EXERCISE DIRECTIONS =>
Check each line of the records below and collect those holding "SRMTID".

+--

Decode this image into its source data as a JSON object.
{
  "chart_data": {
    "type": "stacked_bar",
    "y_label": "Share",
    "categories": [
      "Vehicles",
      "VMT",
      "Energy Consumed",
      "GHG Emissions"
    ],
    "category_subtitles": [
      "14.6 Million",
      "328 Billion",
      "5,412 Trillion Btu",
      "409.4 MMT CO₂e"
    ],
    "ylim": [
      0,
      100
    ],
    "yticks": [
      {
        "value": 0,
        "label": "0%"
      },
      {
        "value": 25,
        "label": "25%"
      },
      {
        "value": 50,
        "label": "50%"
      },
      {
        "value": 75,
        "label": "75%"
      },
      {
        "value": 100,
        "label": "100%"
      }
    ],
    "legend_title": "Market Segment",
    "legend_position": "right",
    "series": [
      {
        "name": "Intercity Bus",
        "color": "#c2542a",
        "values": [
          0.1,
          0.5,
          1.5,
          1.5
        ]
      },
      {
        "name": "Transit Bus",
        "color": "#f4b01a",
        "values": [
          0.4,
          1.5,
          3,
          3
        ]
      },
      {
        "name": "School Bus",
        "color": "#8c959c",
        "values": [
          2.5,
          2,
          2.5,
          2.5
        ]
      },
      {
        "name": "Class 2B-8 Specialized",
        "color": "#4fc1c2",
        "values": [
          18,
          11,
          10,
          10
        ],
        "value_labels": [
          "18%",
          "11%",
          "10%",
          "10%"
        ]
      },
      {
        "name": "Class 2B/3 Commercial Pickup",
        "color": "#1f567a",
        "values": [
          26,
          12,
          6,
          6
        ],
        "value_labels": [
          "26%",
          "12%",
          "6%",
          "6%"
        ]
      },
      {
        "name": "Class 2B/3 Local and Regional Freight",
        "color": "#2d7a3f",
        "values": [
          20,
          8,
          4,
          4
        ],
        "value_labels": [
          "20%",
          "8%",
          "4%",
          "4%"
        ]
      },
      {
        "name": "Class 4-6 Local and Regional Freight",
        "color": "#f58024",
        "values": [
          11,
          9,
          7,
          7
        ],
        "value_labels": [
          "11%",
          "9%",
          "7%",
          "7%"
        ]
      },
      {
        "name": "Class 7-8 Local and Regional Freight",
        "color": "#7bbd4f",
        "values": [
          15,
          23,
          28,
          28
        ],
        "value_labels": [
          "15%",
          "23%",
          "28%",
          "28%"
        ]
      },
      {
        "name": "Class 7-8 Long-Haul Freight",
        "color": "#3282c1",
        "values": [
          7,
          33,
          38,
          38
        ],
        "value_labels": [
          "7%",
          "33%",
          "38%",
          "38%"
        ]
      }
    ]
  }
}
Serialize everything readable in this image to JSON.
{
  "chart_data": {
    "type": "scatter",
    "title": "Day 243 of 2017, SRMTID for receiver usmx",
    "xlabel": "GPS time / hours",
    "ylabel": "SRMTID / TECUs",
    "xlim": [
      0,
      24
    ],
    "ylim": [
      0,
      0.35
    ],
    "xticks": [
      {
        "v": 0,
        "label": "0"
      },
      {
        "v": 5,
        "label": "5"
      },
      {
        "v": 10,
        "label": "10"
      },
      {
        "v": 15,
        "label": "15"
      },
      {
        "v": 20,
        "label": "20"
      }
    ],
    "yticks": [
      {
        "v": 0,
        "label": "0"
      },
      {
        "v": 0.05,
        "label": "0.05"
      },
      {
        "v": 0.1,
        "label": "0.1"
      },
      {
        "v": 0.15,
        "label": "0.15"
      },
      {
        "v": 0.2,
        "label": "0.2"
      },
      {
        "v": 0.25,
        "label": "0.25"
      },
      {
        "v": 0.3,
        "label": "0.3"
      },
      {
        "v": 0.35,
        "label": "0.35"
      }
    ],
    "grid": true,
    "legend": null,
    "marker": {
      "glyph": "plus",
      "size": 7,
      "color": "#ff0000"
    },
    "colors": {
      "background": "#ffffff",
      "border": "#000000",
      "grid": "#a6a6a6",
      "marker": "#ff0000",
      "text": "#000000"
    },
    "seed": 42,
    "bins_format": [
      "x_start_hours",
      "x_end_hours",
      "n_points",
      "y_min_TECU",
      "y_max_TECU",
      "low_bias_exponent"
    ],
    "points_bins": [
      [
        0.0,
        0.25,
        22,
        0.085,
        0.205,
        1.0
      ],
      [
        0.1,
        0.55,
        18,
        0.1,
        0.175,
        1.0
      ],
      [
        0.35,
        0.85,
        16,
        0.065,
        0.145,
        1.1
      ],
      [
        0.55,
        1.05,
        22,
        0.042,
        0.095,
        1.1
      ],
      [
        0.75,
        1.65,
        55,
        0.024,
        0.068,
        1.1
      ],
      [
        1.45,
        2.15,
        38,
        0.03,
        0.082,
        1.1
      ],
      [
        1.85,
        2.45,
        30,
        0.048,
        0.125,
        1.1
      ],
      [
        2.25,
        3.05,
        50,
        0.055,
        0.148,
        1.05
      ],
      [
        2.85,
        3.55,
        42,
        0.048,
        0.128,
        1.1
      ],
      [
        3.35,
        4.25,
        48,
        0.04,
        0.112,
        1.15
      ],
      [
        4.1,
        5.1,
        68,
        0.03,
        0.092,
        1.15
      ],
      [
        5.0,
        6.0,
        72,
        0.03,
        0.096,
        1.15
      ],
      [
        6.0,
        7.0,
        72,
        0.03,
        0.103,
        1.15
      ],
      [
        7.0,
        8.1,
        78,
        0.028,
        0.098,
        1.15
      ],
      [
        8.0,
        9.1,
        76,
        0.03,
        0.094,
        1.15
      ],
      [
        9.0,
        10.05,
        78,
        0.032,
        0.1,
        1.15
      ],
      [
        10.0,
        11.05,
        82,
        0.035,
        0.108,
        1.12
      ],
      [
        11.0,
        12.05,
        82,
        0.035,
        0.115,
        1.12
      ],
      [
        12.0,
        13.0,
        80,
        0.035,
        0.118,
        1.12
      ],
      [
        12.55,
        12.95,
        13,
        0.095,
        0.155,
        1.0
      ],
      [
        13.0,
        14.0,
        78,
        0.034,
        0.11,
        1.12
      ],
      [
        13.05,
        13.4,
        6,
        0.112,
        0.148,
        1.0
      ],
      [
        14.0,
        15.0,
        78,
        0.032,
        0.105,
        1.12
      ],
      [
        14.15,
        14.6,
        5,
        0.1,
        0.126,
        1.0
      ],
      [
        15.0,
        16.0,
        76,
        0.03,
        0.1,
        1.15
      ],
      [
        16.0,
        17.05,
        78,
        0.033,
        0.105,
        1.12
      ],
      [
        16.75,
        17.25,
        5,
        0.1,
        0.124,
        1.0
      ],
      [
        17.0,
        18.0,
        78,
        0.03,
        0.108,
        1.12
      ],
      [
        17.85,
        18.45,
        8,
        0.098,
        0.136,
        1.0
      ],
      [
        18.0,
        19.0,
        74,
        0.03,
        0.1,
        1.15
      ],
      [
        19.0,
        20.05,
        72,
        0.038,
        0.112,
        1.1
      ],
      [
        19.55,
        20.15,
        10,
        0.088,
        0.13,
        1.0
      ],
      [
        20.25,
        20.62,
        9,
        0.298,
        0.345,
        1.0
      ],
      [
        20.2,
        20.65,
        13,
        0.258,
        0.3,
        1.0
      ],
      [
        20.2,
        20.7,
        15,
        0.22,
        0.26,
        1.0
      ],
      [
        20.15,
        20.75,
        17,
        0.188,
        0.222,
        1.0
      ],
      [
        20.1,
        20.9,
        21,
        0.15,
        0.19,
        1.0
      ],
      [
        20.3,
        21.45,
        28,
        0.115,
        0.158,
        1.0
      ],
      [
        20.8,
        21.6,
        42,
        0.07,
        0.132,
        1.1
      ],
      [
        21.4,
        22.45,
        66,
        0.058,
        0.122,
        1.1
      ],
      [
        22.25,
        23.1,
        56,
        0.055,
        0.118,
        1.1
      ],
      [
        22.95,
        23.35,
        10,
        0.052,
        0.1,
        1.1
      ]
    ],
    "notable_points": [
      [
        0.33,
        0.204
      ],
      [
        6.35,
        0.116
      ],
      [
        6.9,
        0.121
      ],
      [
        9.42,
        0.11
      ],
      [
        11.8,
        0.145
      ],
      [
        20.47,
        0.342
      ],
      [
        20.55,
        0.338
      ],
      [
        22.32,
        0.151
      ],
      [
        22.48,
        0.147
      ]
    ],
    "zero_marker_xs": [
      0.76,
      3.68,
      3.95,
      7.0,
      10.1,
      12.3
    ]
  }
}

+--

RESULT OF THIS TASK =>
    "title": "Day 243 of 2017, SRMTID for receiver usmx",
    "ylabel": "SRMTID / TECUs",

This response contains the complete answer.